▶ [PROMPT A] Reproduce the records word for word, everything from the line containing "radio-button[interactable] bbox=[598, 357, 611, 371]" down to the line containing "collapse-menu-icon[interactable] bbox=[182, 22, 194, 32]", with both of those lines included.

▶ [TEXT EXCERPT]

Possible locking improvements

Note: infinispan does not acquire locks for reads, so by “lock” I always mean write lock, i.e. lock that is being acquired when data is written to the cluster.


 

     1.

During a transaction locks are acquired locally before commit time.

E.g. on same node two transactions running:

Tx1: writes to keys {a, b, c} in that order

Tx2: writes to keys {a, c, d} in that order

  • these two transactions will execute in sequence, as after Tx1 locks “a” Tx2 won’t be able to make any progress until Tx1 is finsihed.
  • remote transactions that need to acquire a remote lock on “a” (for prepare) won’t be able to do any progress until Tx1 (and potentially Tx2) are completed.

 

Suggested optimization:  do not acquire any locks until prepare time. Use same behavior as  when reading the keys. This would reduce lock’s scope and give better throughput by allowing more parallelism between transactions.

 

Also a current problem is that the locking behaviour might affect "only" the local node if this happens to not be an owner, or it could block all other nodes wanting the lock if it happens to be an owner. So the behaviour is different if the node happens to be the coordinator of the involved keys or not.

▶ [INPUT MATERIAL]
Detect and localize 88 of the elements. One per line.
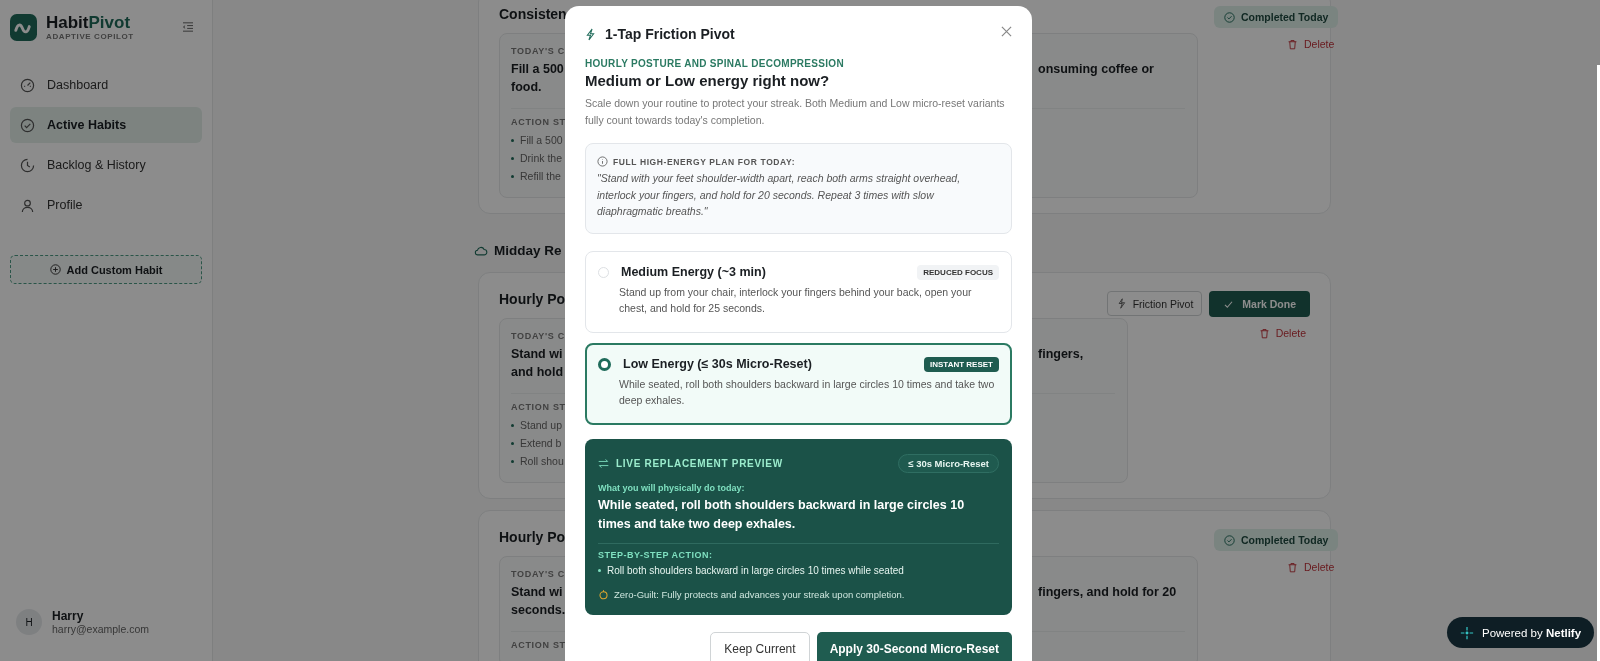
radio-button[interactable] bbox=[598, 357, 611, 371]
option-tag: INSTANT RESET bbox=[924, 356, 999, 372]
delete-button[interactable]: Delete bbox=[1254, 325, 1310, 341]
close-icon[interactable] bbox=[1001, 25, 1012, 37]
check-circle-icon bbox=[20, 117, 35, 133]
option-description: While seated, roll both shoulders backward in large circles 10 times and take two deep exhales. bbox=[619, 376, 996, 408]
delete-button[interactable]: Delete bbox=[1282, 559, 1339, 575]
nav-item[interactable]: Backlog & History bbox=[10, 147, 202, 183]
nav-item[interactable]: Active Habits bbox=[10, 107, 202, 143]
habit-name: HOURLY POSTURE AND SPINAL DECOMPRESSION bbox=[585, 58, 845, 69]
check-icon bbox=[1223, 298, 1235, 310]
check-circle-icon bbox=[1224, 534, 1235, 546]
preview-action: While seated, roll both shoulders backward in large circles 10 times and take two deep exhales. bbox=[598, 496, 966, 533]
step-item: Roll shou bbox=[511, 452, 564, 470]
user-name: Harry bbox=[52, 609, 85, 623]
app-tagline: ADAPTIVE COPILOT bbox=[46, 32, 135, 41]
steps-label: ACTION ST bbox=[511, 117, 566, 127]
gauge-icon bbox=[20, 77, 35, 93]
option-title: Medium Energy (~3 min) bbox=[621, 265, 767, 279]
habit-title: Consisten bbox=[499, 6, 567, 22]
lightning-icon bbox=[1115, 298, 1127, 309]
dialog-question: Medium or Low energy right now? bbox=[585, 72, 831, 89]
energy-option[interactable]: Low Energy (≤ 30s Micro-Reset) INSTANT RESET While seated, roll both shoulders backward in large circles 10 times and take two deep exhales. bbox=[585, 342, 1012, 425]
option-tag: REDUCED FOCUS bbox=[917, 264, 999, 280]
challenge-text: Fill a 500 bbox=[511, 61, 564, 78]
nav-item[interactable]: Profile bbox=[10, 187, 202, 223]
keep-current-button[interactable]: Keep Current bbox=[710, 631, 810, 661]
preview-note: Zero-Guilt: Fully protects and advances your streak upon completion. bbox=[614, 588, 905, 600]
step-item: Extend b bbox=[511, 434, 562, 452]
trash-icon bbox=[1286, 38, 1298, 50]
collapse-menu-icon[interactable] bbox=[182, 22, 194, 32]
plan-text: "Stand with your feet shoulder-width apart, reach both arms straight overhead, interlock your fingers, and hold for 20 seconds. Repeat 3 times with slow diaphragmatic breaths." bbox=[597, 171, 962, 219]
challenge-text: food. bbox=[511, 79, 542, 96]
option-title: Low Energy (≤ 30s Micro-Reset) bbox=[623, 357, 813, 371]
info-icon bbox=[597, 156, 608, 167]
nav-item[interactable]: Dashboard bbox=[10, 67, 202, 103]
check-circle-icon bbox=[1224, 11, 1235, 23]
mark-done-button[interactable]: Mark Done bbox=[1209, 291, 1310, 317]
challenge-label: TODAY'S C bbox=[511, 46, 565, 56]
challenge-text: Stand wi bbox=[511, 584, 563, 601]
lightning-icon bbox=[585, 27, 596, 41]
wave-logo-icon bbox=[10, 13, 37, 41]
challenge-text: fingers, and hold for 20 bbox=[1038, 584, 1177, 601]
netlify-badge[interactable]: Powered by Netlify bbox=[1447, 617, 1595, 648]
step-item: Stand up bbox=[511, 416, 563, 434]
habit-title: Hourly Po bbox=[499, 291, 566, 307]
step-item: Refill the bbox=[511, 167, 561, 185]
challenge-text: fingers, bbox=[1038, 346, 1084, 363]
completed-badge: Completed Today bbox=[1214, 6, 1339, 28]
timer-icon bbox=[598, 588, 609, 600]
apply-button[interactable]: Apply 30-Second Micro-Reset bbox=[816, 631, 1012, 661]
plus-circle-icon bbox=[49, 264, 61, 275]
user-email: harry@example.com bbox=[52, 623, 150, 635]
avatar: H bbox=[16, 609, 42, 635]
step-item: Drink the bbox=[511, 149, 562, 167]
preview-badge: ≤ 30s Micro-Reset bbox=[898, 453, 999, 473]
steps-label: ACTION ST bbox=[511, 402, 566, 412]
preview-intro: What you will physically do today: bbox=[598, 482, 746, 493]
section-heading: Midday Re bbox=[494, 243, 562, 258]
scrollbar[interactable] bbox=[1597, 65, 1600, 661]
completed-badge: Completed Today bbox=[1214, 529, 1339, 551]
clock-icon bbox=[20, 157, 35, 173]
friction-pivot-button[interactable]: Friction Pivot bbox=[1106, 291, 1203, 316]
challenge-text: onsuming coffee or bbox=[1038, 61, 1154, 78]
challenge-text: Stand wi bbox=[511, 346, 563, 363]
add-custom-habit-button[interactable]: Add Custom Habit bbox=[10, 255, 202, 284]
preview-label: LIVE REPLACEMENT PREVIEW bbox=[616, 457, 784, 469]
challenge-text: and hold bbox=[511, 364, 564, 381]
challenge-text: seconds. bbox=[511, 602, 566, 619]
cloud-icon bbox=[474, 245, 488, 256]
delete-button[interactable]: Delete bbox=[1282, 36, 1339, 52]
challenge-label: TODAY'S C bbox=[511, 569, 565, 579]
option-description: Stand up from your chair, interlock your fingers behind your back, open your chest, and hold for 25 seconds. bbox=[619, 284, 973, 316]
dialog-title: 1-Tap Friction Pivot bbox=[605, 26, 736, 42]
step-item: Fill a 500 bbox=[511, 131, 563, 149]
app-name: HabitPivot bbox=[46, 13, 132, 32]
dialog-description: Scale down your routine to protect your streak. Both Medium and Low micro-reset variants fully count towards today's completion. bbox=[585, 96, 1006, 128]
energy-option[interactable]: Medium Energy (~3 min) REDUCED FOCUS Stand up from your chair, interlock your fingers behind your back, open your chest, and hold for 25 seconds. bbox=[585, 250, 1012, 333]
step-item: Roll both shoulders backward in large circles 10 times while seated bbox=[598, 561, 999, 579]
swap-arrows-icon bbox=[598, 457, 609, 469]
plan-label: FULL HIGH-ENERGY PLAN FOR TODAY: bbox=[613, 156, 796, 167]
challenge-label: TODAY'S C bbox=[511, 331, 565, 341]
habit-title: Hourly Po bbox=[499, 529, 566, 545]
user-icon bbox=[20, 197, 35, 213]
steps-label: ACTION ST bbox=[511, 640, 566, 650]
steps-label: STEP-BY-STEP ACTION: bbox=[598, 549, 714, 560]
trash-icon bbox=[1258, 327, 1270, 339]
trash-icon bbox=[1286, 561, 1298, 573]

▶ [PROMPT B] Write out the text on possible locking improvements word for word, everything from "Tx2: writes to" down to "Tx2) are completed.".

▶ [WRITTEN RESPONSE A]
radio-button[interactable] bbox=[598, 357, 611, 371]
option-tag: INSTANT RESET bbox=[924, 356, 999, 372]
delete-button[interactable]: Delete bbox=[1254, 325, 1310, 341]
close-icon[interactable] bbox=[1001, 25, 1012, 37]
check-circle-icon bbox=[20, 117, 35, 133]
option-description: While seated, roll both shoulders backward in large circles 10 times and take two deep exhales. bbox=[619, 376, 996, 408]
delete-button[interactable]: Delete bbox=[1282, 559, 1339, 575]
nav-item[interactable]: Backlog & History bbox=[10, 147, 202, 183]
nav-item[interactable]: Active Habits bbox=[10, 107, 202, 143]
habit-name: HOURLY POSTURE AND SPINAL DECOMPRESSION bbox=[585, 58, 845, 69]
check-icon bbox=[1223, 298, 1235, 310]
check-circle-icon bbox=[1224, 534, 1235, 546]
preview-action: While seated, roll both shoulders backward in large circles 10 times and take two deep exhales. bbox=[598, 496, 966, 533]
step-item: Roll shou bbox=[511, 452, 564, 470]
user-name: Harry bbox=[52, 609, 85, 623]
app-tagline: ADAPTIVE COPILOT bbox=[46, 32, 135, 41]
steps-label: ACTION ST bbox=[511, 117, 566, 127]
gauge-icon bbox=[20, 77, 35, 93]
option-title: Medium Energy (~3 min) bbox=[621, 265, 767, 279]
habit-title: Consisten bbox=[499, 6, 567, 22]
lightning-icon bbox=[1115, 298, 1127, 309]
dialog-question: Medium or Low energy right now? bbox=[585, 72, 831, 89]
energy-option[interactable]: Low Energy (≤ 30s Micro-Reset) INSTANT RESET While seated, roll both shoulders backward in large circles 10 times and take two deep exhales. bbox=[585, 342, 1012, 425]
option-tag: REDUCED FOCUS bbox=[917, 264, 999, 280]
challenge-text: Fill a 500 bbox=[511, 61, 564, 78]
nav-item[interactable]: Profile bbox=[10, 187, 202, 223]
keep-current-button[interactable]: Keep Current bbox=[710, 631, 810, 661]
preview-note: Zero-Guilt: Fully protects and advances your streak upon completion. bbox=[614, 588, 905, 600]
step-item: Extend b bbox=[511, 434, 562, 452]
trash-icon bbox=[1286, 38, 1298, 50]
collapse-menu-icon[interactable] bbox=[182, 22, 194, 32]

▶ [WRITTEN RESPONSE B]
Tx2: writes to keys {a, c, d} in that order

  • these two transactions will execute in sequence, as after Tx1 locks “a” Tx2 won’t be able to make any progress until Tx1 is finsihed.
  • remote transactions that need to acquire a remote lock on “a” (for prepare) won’t be able to do any progress until Tx1 (and potentially Tx2) are completed.